Exercise objective => Please return the entries verbatim, from the first line through the line that contains "chevron-down-icon <box>272 96 297 120</box>", with both ends included.
*** Available records
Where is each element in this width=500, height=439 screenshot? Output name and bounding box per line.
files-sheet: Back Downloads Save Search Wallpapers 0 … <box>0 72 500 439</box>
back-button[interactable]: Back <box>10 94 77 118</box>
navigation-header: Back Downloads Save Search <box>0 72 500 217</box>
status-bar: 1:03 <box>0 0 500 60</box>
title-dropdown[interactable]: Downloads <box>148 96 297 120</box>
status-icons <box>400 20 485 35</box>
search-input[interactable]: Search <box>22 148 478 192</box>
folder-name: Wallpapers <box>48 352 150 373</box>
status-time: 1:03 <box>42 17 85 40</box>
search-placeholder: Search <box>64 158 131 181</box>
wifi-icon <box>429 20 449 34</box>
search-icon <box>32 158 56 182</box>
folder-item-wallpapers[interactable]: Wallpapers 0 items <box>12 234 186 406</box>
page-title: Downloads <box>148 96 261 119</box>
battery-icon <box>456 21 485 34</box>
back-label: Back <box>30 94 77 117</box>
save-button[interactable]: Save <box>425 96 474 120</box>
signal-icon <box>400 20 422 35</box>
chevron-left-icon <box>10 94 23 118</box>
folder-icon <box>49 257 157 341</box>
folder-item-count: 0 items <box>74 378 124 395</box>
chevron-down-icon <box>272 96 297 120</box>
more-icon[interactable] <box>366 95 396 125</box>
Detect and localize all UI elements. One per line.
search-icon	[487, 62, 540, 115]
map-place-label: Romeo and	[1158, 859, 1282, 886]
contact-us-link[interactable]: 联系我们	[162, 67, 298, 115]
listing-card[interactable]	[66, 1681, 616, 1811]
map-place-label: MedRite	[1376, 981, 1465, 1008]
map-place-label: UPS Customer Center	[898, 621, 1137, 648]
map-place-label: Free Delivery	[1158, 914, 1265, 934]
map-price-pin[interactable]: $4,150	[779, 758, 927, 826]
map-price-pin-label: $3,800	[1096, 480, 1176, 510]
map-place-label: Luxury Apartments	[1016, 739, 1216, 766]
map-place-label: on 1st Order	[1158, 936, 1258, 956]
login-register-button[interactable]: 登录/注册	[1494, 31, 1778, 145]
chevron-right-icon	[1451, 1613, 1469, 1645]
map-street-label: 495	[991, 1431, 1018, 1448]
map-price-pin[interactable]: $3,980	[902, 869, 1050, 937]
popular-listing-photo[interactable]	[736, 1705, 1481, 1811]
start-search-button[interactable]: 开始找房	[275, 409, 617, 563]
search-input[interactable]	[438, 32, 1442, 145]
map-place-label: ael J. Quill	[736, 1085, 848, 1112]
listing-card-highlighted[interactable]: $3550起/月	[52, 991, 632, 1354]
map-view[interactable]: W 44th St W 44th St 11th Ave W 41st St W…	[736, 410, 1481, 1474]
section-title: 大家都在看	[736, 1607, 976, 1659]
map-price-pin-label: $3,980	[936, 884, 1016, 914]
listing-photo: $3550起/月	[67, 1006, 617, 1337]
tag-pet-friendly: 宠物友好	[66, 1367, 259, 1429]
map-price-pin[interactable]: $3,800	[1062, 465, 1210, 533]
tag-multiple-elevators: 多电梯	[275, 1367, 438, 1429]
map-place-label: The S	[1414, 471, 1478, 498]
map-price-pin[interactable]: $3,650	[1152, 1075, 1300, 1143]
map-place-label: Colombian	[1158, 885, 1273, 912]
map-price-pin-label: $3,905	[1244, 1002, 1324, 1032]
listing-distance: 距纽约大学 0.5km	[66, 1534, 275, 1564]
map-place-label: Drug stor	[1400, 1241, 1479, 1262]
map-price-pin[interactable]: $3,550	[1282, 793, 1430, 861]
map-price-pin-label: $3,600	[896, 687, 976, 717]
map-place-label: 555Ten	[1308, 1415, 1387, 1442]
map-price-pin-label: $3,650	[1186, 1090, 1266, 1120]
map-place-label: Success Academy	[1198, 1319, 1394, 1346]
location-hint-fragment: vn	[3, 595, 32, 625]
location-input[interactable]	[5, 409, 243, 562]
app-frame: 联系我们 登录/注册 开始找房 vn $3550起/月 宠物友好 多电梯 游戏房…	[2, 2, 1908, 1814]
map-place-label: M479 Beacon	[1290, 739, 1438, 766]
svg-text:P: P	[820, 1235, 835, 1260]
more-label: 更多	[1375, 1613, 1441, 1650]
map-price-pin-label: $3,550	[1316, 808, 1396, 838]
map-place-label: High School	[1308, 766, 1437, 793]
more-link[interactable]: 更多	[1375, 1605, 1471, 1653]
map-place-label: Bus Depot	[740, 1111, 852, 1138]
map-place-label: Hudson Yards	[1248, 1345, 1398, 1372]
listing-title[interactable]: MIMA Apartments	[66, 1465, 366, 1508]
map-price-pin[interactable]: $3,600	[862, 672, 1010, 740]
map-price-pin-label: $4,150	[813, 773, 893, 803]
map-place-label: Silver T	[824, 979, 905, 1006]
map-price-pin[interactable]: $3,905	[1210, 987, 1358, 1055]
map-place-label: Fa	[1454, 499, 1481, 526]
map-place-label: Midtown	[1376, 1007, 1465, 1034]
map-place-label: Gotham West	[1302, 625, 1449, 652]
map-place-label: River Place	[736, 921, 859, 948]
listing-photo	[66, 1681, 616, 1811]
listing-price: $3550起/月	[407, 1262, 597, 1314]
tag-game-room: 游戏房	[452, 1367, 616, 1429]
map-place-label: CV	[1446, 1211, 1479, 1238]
******
Result below =>
Where is each element in this width=500, height=439 screenshot? Output name and bounding box per line.
files-sheet: Back Downloads Save Search Wallpapers 0 … <box>0 72 500 439</box>
back-button[interactable]: Back <box>10 94 77 118</box>
navigation-header: Back Downloads Save Search <box>0 72 500 217</box>
status-bar: 1:03 <box>0 0 500 60</box>
title-dropdown[interactable]: Downloads <box>148 96 297 120</box>
status-icons <box>400 20 485 35</box>
search-input[interactable]: Search <box>22 148 478 192</box>
folder-name: Wallpapers <box>48 352 150 373</box>
status-time: 1:03 <box>42 17 85 40</box>
search-placeholder: Search <box>64 158 131 181</box>
wifi-icon <box>429 20 449 34</box>
search-icon <box>32 158 56 182</box>
folder-item-wallpapers[interactable]: Wallpapers 0 items <box>12 234 186 406</box>
page-title: Downloads <box>148 96 261 119</box>
battery-icon <box>456 21 485 34</box>
back-label: Back <box>30 94 77 117</box>
save-button[interactable]: Save <box>425 96 474 120</box>
signal-icon <box>400 20 422 35</box>
chevron-left-icon <box>10 94 23 118</box>
folder-icon <box>49 257 157 341</box>
folder-item-count: 0 items <box>74 378 124 395</box>
chevron-down-icon <box>272 96 297 120</box>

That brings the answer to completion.